Exercise task → Reproduce all of the material word for word.
--------------------
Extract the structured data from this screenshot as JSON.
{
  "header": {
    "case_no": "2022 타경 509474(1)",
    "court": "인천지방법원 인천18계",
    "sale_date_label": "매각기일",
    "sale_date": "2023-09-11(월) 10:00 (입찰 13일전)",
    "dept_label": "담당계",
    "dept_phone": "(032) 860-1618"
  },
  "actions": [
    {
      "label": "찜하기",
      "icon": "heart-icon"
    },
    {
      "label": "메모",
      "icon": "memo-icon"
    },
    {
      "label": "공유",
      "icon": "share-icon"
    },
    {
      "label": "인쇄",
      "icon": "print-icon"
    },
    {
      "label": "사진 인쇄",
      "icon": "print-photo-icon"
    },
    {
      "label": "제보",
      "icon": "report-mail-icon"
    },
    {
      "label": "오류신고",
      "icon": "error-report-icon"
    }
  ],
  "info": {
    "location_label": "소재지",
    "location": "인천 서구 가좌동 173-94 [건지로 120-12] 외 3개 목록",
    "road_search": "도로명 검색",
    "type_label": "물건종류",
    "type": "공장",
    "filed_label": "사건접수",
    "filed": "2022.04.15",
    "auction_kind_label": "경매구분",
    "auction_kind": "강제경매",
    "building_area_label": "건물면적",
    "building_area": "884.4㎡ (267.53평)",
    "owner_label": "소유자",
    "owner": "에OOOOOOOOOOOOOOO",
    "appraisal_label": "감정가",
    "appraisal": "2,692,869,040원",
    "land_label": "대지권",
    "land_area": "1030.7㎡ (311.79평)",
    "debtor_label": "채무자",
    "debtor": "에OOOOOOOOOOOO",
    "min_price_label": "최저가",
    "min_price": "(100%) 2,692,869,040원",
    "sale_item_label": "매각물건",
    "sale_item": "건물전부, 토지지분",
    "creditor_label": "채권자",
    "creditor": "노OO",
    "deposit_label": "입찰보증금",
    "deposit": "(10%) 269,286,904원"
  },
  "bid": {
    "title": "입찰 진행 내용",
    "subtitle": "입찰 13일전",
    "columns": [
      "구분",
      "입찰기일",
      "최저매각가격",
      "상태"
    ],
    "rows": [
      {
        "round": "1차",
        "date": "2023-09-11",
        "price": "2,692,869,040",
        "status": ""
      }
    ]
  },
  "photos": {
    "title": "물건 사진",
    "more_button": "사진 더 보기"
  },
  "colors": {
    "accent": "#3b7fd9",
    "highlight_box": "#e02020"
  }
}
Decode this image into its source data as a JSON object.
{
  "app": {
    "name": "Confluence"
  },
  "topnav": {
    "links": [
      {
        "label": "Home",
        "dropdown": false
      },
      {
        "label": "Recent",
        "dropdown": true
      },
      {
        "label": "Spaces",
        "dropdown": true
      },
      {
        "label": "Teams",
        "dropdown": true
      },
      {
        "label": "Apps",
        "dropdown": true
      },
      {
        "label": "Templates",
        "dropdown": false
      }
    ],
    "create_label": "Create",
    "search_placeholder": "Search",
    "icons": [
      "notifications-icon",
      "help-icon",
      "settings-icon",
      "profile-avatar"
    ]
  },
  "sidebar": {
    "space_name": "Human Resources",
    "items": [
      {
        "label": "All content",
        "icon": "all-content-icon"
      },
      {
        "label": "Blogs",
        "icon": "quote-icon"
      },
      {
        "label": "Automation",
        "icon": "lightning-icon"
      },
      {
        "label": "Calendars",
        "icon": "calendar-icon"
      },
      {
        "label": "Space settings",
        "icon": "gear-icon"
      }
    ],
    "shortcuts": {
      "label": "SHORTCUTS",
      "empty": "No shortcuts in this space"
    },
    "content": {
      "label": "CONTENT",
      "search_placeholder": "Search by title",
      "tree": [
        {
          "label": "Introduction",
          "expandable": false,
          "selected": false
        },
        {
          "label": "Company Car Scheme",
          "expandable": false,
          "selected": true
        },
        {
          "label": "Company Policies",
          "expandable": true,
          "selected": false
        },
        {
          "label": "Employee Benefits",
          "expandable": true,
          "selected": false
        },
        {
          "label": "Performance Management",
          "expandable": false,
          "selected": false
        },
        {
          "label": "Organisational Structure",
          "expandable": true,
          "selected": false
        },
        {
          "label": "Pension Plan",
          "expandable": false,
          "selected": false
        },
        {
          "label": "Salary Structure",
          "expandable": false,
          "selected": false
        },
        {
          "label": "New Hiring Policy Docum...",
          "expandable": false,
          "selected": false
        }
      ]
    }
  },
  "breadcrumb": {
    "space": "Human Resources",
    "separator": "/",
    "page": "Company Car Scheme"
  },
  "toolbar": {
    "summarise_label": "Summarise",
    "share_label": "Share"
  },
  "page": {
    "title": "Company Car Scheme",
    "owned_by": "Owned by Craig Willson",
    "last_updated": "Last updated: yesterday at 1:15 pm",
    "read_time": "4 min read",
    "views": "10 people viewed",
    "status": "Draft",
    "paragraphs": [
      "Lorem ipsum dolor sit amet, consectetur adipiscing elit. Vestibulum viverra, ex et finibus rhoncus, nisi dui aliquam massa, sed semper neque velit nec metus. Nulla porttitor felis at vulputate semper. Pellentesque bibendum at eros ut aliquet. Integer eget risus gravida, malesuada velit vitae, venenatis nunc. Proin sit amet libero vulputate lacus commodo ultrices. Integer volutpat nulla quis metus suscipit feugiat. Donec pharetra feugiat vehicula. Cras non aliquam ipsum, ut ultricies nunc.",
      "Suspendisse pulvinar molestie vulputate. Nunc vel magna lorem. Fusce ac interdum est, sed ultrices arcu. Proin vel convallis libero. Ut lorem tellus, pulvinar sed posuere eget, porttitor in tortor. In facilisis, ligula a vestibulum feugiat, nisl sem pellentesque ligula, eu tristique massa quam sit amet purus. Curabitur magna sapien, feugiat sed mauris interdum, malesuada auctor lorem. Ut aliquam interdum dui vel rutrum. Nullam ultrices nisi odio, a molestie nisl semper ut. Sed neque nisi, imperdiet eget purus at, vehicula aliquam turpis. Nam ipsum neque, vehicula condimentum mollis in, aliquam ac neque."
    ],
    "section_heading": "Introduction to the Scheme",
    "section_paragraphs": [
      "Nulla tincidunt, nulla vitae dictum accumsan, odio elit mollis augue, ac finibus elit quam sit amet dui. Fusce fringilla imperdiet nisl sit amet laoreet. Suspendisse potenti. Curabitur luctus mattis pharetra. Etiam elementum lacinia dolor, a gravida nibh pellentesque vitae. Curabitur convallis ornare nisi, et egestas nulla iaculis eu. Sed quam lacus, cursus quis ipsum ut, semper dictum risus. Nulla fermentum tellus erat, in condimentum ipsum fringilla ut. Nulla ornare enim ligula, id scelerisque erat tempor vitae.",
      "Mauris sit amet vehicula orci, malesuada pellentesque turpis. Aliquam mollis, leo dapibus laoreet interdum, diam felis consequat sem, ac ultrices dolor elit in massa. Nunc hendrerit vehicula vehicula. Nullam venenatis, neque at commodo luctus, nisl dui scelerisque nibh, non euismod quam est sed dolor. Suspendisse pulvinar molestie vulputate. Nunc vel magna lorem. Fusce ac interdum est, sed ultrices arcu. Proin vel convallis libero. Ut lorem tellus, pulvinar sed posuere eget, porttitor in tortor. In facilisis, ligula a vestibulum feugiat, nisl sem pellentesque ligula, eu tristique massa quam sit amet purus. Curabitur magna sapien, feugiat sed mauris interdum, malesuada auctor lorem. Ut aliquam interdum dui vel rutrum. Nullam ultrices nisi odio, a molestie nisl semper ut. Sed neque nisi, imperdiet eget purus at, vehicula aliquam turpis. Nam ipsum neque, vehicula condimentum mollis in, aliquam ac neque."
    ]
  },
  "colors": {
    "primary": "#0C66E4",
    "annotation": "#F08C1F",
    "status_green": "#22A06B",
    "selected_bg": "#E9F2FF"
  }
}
--------------------
Result for this exercise →
Extract the structured data from this screenshot as JSON.
{
  "header": {
    "case_no": "2022 타경 509474(1)",
    "court": "인천지방법원 인천18계",
    "sale_date_label": "매각기일",
    "sale_date": "2023-09-11(월) 10:00 (입찰 13일전)",
    "dept_label": "담당계",
    "dept_phone": "(032) 860-1618"
  },
  "actions": [
    {
      "label": "찜하기",
      "icon": "heart-icon"
    },
    {
      "label": "메모",
      "icon": "memo-icon"
    },
    {
      "label": "공유",
      "icon": "share-icon"
    },
    {
      "label": "인쇄",
      "icon": "print-icon"
    },
    {
      "label": "사진 인쇄",
      "icon": "print-photo-icon"
    },
    {
      "label": "제보",
      "icon": "report-mail-icon"
    },
    {
      "label": "오류신고",
      "icon": "error-report-icon"
    }
  ],
  "info": {
    "location_label": "소재지",
    "location": "인천 서구 가좌동 173-94 [건지로 120-12] 외 3개 목록",
    "road_search": "도로명 검색",
    "type_label": "물건종류",
    "type": "공장",
    "filed_label": "사건접수",
    "filed": "2022.04.15",
    "auction_kind_label": "경매구분",
    "auction_kind": "강제경매",
    "building_area_label": "건물면적",
    "building_area": "884.4㎡ (267.53평)",
    "owner_label": "소유자",
    "owner": "에OOOOOOOOOOOOOOO",
    "appraisal_label": "감정가",
    "appraisal": "2,692,869,040원",
    "land_label": "대지권",
    "land_area": "1030.7㎡ (311.79평)",
    "debtor_label": "채무자",
    "debtor": "에OOOOOOOOOOOO",
    "min_price_label": "최저가",
    "min_price": "(100%) 2,692,869,040원",
    "sale_item_label": "매각물건",
    "sale_item": "건물전부, 토지지분",
    "creditor_label": "채권자",
    "creditor": "노OO",
    "deposit_label": "입찰보증금",
    "deposit": "(10%) 269,286,904원"
  },
  "bid": {
    "title": "입찰 진행 내용",
    "subtitle": "입찰 13일전",
    "columns": [
      "구분",
      "입찰기일",
      "최저매각가격",
      "상태"
    ],
    "rows": [
      {
        "round": "1차",
        "date": "2023-09-11",
        "price": "2,692,869,040",
        "status": ""
      }
    ]
  },
  "photos": {
    "title": "물건 사진",
    "more_button": "사진 더 보기"
  },
  "colors": {
    "accent": "#3b7fd9",
    "highlight_box": "#e02020"
  }
}
Decode this image into its source data as a JSON object.
{
  "app": {
    "name": "Confluence"
  },
  "topnav": {
    "links": [
      {
        "label": "Home",
        "dropdown": false
      },
      {
        "label": "Recent",
        "dropdown": true
      },
      {
        "label": "Spaces",
        "dropdown": true
      },
      {
        "label": "Teams",
        "dropdown": true
      },
      {
        "label": "Apps",
        "dropdown": true
      },
      {
        "label": "Templates",
        "dropdown": false
      }
    ],
    "create_label": "Create",
    "search_placeholder": "Search",
    "icons": [
      "notifications-icon",
      "help-icon",
      "settings-icon",
      "profile-avatar"
    ]
  },
  "sidebar": {
    "space_name": "Human Resources",
    "items": [
      {
        "label": "All content",
        "icon": "all-content-icon"
      },
      {
        "label": "Blogs",
        "icon": "quote-icon"
      },
      {
        "label": "Automation",
        "icon": "lightning-icon"
      },
      {
        "label": "Calendars",
        "icon": "calendar-icon"
      },
      {
        "label": "Space settings",
        "icon": "gear-icon"
      }
    ],
    "shortcuts": {
      "label": "SHORTCUTS",
      "empty": "No shortcuts in this space"
    },
    "content": {
      "label": "CONTENT",
      "search_placeholder": "Search by title",
      "tree": [
        {
          "label": "Introduction",
          "expandable": false,
          "selected": false
        },
        {
          "label": "Company Car Scheme",
          "expandable": false,
          "selected": true
        },
        {
          "label": "Company Policies",
          "expandable": true,
          "selected": false
        },
        {
          "label": "Employee Benefits",
          "expandable": true,
          "selected": false
        },
        {
          "label": "Performance Management",
          "expandable": false,
          "selected": false
        },
        {
          "label": "Organisational Structure",
          "expandable": true,
          "selected": false
        },
        {
          "label": "Pension Plan",
          "expandable": false,
          "selected": false
        },
        {
          "label": "Salary Structure",
          "expandable": false,
          "selected": false
        },
        {
          "label": "New Hiring Policy Docum...",
          "expandable": false,
          "selected": false
        }
      ]
    }
  },
  "breadcrumb": {
    "space": "Human Resources",
    "separator": "/",
    "page": "Company Car Scheme"
  },
  "toolbar": {
    "summarise_label": "Summarise",
    "share_label": "Share"
  },
  "page": {
    "title": "Company Car Scheme",
    "owned_by": "Owned by Craig Willson",
    "last_updated": "Last updated: yesterday at 1:15 pm",
    "read_time": "4 min read",
    "views": "10 people viewed",
    "status": "Draft",
    "paragraphs": [
      "Lorem ipsum dolor sit amet, consectetur adipiscing elit. Vestibulum viverra, ex et finibus rhoncus, nisi dui aliquam massa, sed semper neque velit nec metus. Nulla porttitor felis at vulputate semper. Pellentesque bibendum at eros ut aliquet. Integer eget risus gravida, malesuada velit vitae, venenatis nunc. Proin sit amet libero vulputate lacus commodo ultrices. Integer volutpat nulla quis metus suscipit feugiat. Donec pharetra feugiat vehicula. Cras non aliquam ipsum, ut ultricies nunc.",
      "Suspendisse pulvinar molestie vulputate. Nunc vel magna lorem. Fusce ac interdum est, sed ultrices arcu. Proin vel convallis libero. Ut lorem tellus, pulvinar sed posuere eget, porttitor in tortor. In facilisis, ligula a vestibulum feugiat, nisl sem pellentesque ligula, eu tristique massa quam sit amet purus. Curabitur magna sapien, feugiat sed mauris interdum, malesuada auctor lorem. Ut aliquam interdum dui vel rutrum. Nullam ultrices nisi odio, a molestie nisl semper ut. Sed neque nisi, imperdiet eget purus at, vehicula aliquam turpis. Nam ipsum neque, vehicula condimentum mollis in, aliquam ac neque."
    ],
    "section_heading": "Introduction to the Scheme",
    "section_paragraphs": [
      "Nulla tincidunt, nulla vitae dictum accumsan, odio elit mollis augue, ac finibus elit quam sit amet dui. Fusce fringilla imperdiet nisl sit amet laoreet. Suspendisse potenti. Curabitur luctus mattis pharetra. Etiam elementum lacinia dolor, a gravida nibh pellentesque vitae. Curabitur convallis ornare nisi, et egestas nulla iaculis eu. Sed quam lacus, cursus quis ipsum ut, semper dictum risus. Nulla fermentum tellus erat, in condimentum ipsum fringilla ut. Nulla ornare enim ligula, id scelerisque erat tempor vitae.",
      "Mauris sit amet vehicula orci, malesuada pellentesque turpis. Aliquam mollis, leo dapibus laoreet interdum, diam felis consequat sem, ac ultrices dolor elit in massa. Nunc hendrerit vehicula vehicula. Nullam venenatis, neque at commodo luctus, nisl dui scelerisque nibh, non euismod quam est sed dolor. Suspendisse pulvinar molestie vulputate. Nunc vel magna lorem. Fusce ac interdum est, sed ultrices arcu. Proin vel convallis libero. Ut lorem tellus, pulvinar sed posuere eget, porttitor in tortor. In facilisis, ligula a vestibulum feugiat, nisl sem pellentesque ligula, eu tristique massa quam sit amet purus. Curabitur magna sapien, feugiat sed mauris interdum, malesuada auctor lorem. Ut aliquam interdum dui vel rutrum. Nullam ultrices nisi odio, a molestie nisl semper ut. Sed neque nisi, imperdiet eget purus at, vehicula aliquam turpis. Nam ipsum neque, vehicula condimentum mollis in, aliquam ac neque."
    ]
  },
  "colors": {
    "primary": "#0C66E4",
    "annotation": "#F08C1F",
    "status_green": "#22A06B",
    "selected_bg": "#E9F2FF"
  }
}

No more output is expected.